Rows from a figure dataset
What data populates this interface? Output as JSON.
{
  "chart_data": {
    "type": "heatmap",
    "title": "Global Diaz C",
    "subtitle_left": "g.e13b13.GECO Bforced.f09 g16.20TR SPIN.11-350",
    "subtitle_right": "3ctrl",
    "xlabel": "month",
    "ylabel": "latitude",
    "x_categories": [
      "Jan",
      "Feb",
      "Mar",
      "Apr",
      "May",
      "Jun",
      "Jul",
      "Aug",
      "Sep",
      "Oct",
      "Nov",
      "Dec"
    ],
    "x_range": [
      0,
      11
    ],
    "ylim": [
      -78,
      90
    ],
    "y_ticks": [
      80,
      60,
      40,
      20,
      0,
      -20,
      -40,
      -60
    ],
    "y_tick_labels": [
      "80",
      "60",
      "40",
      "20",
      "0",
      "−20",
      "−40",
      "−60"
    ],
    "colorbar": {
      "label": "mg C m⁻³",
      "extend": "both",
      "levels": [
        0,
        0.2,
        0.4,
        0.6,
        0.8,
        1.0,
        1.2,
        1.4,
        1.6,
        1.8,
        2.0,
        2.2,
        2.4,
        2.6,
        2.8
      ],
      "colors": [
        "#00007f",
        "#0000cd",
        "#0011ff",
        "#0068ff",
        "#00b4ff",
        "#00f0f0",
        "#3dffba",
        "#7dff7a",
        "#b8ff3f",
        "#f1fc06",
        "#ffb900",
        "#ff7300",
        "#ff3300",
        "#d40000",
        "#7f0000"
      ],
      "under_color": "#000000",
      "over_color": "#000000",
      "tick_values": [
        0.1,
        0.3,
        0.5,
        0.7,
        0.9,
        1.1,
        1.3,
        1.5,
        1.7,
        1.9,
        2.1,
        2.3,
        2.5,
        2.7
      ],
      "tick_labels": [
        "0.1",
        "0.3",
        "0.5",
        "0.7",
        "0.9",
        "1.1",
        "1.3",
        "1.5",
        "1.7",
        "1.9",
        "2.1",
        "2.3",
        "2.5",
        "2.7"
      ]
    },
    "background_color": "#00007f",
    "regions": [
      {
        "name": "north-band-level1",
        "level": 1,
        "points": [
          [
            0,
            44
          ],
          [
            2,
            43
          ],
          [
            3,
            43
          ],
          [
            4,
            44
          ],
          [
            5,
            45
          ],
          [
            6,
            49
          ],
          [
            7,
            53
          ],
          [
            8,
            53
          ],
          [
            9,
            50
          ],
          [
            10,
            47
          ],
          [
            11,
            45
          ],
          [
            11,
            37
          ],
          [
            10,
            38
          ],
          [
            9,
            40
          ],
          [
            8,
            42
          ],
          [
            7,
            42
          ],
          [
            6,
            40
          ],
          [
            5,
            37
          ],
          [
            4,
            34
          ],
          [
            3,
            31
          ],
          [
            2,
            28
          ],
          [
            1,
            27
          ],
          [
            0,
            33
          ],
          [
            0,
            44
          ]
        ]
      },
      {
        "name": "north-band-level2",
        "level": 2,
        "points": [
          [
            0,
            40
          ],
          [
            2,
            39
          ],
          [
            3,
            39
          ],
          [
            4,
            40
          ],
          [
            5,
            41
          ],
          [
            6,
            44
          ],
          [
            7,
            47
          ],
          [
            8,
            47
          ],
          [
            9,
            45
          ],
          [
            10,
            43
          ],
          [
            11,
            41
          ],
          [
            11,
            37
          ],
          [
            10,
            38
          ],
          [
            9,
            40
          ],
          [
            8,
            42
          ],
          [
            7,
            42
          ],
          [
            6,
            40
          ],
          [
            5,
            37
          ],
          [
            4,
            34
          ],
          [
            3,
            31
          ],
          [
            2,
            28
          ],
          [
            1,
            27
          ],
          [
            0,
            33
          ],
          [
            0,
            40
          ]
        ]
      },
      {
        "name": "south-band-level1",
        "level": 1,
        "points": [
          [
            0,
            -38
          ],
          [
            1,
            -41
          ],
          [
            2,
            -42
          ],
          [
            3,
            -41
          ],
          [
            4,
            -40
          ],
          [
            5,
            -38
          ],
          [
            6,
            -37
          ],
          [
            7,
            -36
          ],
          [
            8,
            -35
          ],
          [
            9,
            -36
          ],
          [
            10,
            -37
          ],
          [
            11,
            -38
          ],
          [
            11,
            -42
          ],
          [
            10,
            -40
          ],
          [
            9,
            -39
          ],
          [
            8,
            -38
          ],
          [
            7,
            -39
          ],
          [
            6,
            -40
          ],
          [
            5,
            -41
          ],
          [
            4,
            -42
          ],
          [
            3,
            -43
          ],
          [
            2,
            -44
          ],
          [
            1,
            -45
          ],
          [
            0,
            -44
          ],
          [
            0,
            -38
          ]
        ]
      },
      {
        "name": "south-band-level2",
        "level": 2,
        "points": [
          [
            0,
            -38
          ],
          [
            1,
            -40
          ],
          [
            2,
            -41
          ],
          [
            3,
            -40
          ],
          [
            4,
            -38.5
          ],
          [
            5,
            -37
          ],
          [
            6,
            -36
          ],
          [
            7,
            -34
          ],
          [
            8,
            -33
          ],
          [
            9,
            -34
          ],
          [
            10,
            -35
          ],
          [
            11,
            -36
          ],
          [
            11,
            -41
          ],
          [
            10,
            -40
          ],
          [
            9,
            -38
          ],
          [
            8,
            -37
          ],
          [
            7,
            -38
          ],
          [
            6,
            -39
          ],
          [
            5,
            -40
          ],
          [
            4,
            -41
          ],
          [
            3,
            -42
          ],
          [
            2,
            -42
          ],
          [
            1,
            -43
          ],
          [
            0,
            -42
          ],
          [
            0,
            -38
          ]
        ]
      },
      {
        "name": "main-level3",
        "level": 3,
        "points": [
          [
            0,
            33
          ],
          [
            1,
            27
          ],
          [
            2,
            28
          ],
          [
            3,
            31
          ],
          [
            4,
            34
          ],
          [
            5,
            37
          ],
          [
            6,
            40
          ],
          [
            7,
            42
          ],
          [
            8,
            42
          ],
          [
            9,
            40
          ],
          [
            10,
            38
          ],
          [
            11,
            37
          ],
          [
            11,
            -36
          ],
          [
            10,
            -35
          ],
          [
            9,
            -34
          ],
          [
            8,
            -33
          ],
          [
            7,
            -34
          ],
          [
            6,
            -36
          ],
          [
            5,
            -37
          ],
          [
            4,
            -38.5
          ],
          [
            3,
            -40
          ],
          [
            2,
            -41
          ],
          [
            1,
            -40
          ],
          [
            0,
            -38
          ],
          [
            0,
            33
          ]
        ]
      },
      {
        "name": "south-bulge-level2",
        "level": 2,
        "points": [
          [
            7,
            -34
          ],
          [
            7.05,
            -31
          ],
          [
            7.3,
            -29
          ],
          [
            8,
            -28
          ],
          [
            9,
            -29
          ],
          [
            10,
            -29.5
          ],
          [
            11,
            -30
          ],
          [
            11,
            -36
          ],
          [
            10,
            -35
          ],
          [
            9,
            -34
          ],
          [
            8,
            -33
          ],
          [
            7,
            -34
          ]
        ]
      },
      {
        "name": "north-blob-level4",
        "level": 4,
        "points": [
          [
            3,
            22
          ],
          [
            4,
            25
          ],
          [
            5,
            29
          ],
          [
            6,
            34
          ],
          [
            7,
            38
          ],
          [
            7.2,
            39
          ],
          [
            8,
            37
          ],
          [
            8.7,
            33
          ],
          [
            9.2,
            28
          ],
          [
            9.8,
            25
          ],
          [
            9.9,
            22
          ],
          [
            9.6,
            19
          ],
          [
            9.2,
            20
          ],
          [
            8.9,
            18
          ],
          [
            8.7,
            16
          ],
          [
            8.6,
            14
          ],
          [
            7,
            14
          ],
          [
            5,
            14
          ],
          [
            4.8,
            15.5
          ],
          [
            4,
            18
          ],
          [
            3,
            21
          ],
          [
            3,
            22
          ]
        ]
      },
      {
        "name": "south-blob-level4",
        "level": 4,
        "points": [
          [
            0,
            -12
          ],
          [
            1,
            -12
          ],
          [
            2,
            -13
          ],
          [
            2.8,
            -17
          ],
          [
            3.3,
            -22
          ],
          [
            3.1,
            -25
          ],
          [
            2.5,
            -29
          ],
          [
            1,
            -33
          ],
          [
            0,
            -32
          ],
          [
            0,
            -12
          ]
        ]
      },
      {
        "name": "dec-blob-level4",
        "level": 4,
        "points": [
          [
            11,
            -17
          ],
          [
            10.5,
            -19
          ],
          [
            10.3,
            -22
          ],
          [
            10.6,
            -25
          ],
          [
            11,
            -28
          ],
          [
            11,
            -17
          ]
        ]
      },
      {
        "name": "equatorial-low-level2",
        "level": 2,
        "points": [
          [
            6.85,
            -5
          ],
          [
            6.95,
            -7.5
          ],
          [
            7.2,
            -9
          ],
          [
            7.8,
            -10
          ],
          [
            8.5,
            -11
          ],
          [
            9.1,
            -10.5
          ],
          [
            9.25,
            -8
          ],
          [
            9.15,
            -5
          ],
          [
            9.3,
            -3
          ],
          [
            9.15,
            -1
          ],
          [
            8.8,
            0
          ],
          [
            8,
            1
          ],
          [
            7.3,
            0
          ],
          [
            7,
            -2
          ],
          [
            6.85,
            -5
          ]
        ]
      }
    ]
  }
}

● **Required work**:
Show the lines from the data above that contain the string "blob".

● **Final result**:
        "name": "north-blob-level4",
        "name": "south-blob-level4",
        "name": "dec-blob-level4",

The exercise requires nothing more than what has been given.